A Few Thoughts About NAMB

Posted by in Church & Missions

Everywhere I turn (in the world of SBC blogs) I run across thoughts about the North American Mission Board. Whether in the context of the Great Commission Resurgence, Geoff Hammond resigning, or Cooperative Program giving, the subject of home missions comes up.

Ideas for addressing problems with NAMB seem to fall into one of three categories:

  1. Leave the structure of NAMB alone, but do a better job of managing the ministry.
  2. Combine NAMB with the International Mission Board, creating an uber-missions organization.
  3. Scatter the NAMB employees throughout the country decentralizing the organization but otherwise leaving the structure unchanged.

I have another idea: scrap the whole thing and start over.

Here’s what I envision. A trust with only a handful of employees (6 to 12) with two jobs: 1) award grants to churches who want to plant a new congregation. 2) Facilitate putting together those congregations and individuals who have experience in church planting with those who are new to the field.

INFORMATION PROVIDED:
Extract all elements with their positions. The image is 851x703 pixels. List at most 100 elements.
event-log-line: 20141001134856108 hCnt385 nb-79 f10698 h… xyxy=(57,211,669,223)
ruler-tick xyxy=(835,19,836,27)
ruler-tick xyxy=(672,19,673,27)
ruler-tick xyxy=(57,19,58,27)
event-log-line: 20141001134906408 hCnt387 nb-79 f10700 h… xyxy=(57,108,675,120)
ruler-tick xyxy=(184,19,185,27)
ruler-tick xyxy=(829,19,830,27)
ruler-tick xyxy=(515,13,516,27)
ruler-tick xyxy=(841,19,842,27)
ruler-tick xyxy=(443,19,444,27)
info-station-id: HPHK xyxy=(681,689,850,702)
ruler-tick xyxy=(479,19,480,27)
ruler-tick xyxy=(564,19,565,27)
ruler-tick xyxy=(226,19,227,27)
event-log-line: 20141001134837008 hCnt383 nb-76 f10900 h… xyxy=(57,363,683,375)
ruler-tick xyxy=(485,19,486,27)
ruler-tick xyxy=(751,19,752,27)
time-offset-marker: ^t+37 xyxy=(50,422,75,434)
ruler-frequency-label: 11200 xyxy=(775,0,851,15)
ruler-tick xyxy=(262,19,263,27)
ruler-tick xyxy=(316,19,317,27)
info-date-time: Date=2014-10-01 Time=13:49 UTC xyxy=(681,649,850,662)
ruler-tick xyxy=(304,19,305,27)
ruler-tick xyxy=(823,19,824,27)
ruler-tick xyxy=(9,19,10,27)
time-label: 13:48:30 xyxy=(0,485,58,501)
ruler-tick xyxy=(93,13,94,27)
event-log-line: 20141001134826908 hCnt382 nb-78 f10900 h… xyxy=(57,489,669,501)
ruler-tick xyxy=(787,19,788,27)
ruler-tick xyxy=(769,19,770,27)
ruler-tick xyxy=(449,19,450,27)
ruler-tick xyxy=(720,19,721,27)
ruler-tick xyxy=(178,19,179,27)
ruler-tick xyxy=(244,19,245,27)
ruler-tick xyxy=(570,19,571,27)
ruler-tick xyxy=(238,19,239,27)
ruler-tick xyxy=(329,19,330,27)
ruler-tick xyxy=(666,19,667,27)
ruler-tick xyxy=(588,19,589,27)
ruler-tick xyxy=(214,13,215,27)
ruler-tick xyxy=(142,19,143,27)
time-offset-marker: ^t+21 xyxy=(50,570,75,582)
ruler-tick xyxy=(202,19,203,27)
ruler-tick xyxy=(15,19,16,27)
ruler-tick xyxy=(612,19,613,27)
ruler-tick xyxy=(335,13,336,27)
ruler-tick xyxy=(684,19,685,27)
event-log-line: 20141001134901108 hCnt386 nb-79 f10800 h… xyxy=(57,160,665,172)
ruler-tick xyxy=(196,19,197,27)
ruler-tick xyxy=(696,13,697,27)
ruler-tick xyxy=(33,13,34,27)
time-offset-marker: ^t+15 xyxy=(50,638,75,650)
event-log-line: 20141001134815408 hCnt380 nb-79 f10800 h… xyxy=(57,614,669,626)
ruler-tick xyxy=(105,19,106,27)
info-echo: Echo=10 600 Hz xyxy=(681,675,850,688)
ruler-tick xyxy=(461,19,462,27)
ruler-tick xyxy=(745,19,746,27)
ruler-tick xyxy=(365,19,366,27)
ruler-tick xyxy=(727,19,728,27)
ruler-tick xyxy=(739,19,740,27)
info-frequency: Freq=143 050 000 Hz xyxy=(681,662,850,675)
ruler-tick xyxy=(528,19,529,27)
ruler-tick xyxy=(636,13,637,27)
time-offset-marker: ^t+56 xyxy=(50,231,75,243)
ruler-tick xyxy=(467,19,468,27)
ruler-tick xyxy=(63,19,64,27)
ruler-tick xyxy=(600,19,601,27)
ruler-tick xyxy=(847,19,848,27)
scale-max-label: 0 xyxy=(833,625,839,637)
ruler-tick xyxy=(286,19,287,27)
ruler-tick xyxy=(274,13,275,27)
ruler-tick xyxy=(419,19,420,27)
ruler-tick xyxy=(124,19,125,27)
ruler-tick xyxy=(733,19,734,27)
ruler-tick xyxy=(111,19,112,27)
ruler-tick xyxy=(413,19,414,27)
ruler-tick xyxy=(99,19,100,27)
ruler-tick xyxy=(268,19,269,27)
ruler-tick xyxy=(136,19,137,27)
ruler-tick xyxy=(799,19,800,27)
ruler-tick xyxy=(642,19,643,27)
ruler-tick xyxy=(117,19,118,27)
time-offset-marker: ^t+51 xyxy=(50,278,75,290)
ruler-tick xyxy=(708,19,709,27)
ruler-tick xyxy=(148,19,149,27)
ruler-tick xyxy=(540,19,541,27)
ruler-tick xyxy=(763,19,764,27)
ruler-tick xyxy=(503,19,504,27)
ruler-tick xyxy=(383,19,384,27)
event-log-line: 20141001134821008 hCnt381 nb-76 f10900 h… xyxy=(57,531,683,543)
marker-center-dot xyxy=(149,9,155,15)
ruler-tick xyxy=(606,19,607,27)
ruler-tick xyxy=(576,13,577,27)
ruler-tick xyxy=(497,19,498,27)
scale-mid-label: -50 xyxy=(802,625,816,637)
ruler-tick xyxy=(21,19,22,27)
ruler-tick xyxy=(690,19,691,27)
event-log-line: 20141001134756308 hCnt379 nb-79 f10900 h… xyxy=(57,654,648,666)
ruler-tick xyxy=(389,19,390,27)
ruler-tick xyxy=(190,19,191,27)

GIVEN TASK:
Condense the paragraph in the NAMB post that begins "Here's what I envision" into a short bulleted list, keeping its main facts.

RESULT FOR THIS EXERCISE:
- A trust with only a handful of employees (6 to 12)
- Job one: award grants to churches that want to plant a new congregation
- Job two: pair congregations and individuals experienced in church planting with those new to the field